§ **EXTRACTED ENTRIES**
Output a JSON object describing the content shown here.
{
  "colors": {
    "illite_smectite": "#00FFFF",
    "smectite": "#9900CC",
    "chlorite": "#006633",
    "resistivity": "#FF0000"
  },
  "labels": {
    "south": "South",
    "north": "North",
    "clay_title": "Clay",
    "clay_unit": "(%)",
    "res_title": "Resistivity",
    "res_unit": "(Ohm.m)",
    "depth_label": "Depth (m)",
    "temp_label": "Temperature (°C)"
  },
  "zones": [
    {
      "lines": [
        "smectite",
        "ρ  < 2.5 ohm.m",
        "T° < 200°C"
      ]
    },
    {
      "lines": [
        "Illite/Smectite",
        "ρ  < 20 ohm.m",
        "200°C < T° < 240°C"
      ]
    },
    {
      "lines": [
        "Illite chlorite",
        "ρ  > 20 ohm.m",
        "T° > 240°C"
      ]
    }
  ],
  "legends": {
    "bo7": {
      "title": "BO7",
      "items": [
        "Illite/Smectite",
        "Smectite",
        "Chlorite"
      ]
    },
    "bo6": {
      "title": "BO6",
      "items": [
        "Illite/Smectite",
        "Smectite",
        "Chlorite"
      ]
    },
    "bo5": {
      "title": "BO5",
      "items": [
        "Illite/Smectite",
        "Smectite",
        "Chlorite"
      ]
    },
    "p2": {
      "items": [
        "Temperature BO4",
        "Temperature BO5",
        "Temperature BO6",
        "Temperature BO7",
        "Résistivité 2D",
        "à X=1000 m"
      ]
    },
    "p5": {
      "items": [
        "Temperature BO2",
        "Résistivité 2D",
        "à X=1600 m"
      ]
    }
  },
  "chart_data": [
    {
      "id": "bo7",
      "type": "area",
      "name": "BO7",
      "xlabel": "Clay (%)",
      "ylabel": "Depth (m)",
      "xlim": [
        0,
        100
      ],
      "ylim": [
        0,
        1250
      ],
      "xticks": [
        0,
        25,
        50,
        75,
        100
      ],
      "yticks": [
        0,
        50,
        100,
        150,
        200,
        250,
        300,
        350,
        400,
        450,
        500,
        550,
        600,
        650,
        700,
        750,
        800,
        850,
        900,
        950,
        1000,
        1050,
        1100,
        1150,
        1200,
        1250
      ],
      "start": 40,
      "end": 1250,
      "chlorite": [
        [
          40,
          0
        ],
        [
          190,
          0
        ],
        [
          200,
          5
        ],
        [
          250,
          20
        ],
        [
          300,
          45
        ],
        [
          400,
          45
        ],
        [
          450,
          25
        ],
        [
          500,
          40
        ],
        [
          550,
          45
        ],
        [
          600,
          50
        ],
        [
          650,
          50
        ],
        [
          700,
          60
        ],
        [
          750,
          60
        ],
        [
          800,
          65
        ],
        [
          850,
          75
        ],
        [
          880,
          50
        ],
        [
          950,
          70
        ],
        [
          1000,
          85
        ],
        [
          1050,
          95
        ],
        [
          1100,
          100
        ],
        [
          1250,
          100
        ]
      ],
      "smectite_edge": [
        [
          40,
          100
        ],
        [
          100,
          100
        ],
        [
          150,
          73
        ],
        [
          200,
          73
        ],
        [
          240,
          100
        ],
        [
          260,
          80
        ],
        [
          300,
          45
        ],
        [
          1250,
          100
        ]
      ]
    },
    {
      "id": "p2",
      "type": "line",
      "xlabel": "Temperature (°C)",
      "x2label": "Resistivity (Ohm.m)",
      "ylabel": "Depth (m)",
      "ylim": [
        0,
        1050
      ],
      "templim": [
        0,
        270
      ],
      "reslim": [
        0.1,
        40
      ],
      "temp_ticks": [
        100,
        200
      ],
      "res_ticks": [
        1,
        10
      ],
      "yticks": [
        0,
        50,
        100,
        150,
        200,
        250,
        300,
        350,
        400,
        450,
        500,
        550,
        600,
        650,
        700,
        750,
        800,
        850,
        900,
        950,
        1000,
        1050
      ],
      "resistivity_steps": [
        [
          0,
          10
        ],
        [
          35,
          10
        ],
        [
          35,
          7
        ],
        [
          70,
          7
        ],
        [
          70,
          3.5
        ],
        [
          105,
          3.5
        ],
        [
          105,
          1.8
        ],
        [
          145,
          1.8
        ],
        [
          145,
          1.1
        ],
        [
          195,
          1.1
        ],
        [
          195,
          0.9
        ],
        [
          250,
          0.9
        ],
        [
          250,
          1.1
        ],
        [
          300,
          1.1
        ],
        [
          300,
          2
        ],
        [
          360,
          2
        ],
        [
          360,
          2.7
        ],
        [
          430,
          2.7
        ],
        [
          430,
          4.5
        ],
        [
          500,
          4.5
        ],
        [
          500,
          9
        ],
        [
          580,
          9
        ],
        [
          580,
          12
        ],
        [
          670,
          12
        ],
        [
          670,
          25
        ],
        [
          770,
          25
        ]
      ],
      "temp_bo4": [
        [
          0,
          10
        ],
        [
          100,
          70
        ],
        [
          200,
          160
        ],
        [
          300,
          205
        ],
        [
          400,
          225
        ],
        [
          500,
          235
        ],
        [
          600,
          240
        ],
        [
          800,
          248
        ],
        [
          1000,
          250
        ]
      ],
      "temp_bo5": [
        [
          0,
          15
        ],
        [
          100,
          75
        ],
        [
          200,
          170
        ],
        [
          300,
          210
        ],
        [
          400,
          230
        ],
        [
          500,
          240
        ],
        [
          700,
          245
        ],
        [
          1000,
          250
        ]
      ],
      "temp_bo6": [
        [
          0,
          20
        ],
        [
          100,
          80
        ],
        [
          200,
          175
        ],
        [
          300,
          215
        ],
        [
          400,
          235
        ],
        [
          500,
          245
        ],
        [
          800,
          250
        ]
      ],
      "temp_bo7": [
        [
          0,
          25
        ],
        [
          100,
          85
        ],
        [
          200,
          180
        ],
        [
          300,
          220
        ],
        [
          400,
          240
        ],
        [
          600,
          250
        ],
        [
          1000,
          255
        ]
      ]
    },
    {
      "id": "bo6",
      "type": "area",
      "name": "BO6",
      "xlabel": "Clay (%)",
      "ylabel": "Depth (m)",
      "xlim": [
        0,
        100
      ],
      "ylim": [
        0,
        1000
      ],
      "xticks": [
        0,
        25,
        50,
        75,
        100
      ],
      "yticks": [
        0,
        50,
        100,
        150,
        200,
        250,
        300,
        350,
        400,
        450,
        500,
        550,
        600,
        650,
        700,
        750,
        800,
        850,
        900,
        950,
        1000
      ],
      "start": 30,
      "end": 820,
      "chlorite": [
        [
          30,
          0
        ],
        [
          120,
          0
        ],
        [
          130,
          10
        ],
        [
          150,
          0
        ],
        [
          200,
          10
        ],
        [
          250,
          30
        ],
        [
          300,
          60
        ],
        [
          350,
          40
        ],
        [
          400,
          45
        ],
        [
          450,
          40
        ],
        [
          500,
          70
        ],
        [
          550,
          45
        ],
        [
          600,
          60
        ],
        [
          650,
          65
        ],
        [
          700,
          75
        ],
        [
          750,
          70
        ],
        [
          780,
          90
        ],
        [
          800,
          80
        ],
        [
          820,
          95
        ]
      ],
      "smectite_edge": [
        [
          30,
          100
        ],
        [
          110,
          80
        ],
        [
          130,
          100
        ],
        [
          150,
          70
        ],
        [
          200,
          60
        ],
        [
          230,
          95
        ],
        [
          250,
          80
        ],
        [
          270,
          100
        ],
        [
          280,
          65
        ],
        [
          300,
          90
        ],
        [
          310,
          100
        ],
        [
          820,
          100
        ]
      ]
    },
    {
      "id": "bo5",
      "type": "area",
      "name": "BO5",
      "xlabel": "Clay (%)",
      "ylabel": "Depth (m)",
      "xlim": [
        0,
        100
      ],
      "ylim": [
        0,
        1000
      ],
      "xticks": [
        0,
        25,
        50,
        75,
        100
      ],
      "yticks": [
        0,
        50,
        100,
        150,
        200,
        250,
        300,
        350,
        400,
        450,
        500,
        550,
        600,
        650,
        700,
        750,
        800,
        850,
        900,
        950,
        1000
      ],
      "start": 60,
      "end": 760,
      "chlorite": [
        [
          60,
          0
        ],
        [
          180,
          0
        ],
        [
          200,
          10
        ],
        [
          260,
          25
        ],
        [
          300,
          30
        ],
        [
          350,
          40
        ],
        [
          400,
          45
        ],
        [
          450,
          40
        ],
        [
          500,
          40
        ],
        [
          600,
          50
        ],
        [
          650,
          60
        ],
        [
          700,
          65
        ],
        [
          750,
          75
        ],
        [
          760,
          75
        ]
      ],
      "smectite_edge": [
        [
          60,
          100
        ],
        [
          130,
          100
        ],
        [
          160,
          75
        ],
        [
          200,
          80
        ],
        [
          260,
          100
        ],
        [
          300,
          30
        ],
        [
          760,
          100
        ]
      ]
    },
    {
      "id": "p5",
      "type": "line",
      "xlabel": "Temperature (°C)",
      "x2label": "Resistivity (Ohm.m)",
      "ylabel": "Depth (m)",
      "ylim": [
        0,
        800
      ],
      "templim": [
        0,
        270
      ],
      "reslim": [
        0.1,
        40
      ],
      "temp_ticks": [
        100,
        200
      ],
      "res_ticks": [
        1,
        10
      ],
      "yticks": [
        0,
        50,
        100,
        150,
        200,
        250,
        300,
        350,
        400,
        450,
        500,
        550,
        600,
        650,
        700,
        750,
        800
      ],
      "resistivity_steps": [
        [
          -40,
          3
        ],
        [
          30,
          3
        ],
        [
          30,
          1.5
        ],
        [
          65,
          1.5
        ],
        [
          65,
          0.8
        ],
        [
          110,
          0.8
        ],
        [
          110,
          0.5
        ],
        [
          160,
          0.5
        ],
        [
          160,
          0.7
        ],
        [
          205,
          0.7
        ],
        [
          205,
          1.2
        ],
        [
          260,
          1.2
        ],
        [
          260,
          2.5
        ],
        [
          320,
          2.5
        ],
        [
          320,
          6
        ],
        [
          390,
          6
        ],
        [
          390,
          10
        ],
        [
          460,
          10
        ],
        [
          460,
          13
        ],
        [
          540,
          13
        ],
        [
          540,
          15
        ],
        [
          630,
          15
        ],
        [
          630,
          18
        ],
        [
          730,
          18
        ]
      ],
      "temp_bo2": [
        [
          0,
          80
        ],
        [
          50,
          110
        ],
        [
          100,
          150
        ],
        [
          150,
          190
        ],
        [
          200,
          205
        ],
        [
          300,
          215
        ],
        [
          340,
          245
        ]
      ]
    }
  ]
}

§ **TO BE DONE**
Say how many lines above hold the word "Temperature", giving only the count.

§ **WRITTEN ANSWER**
8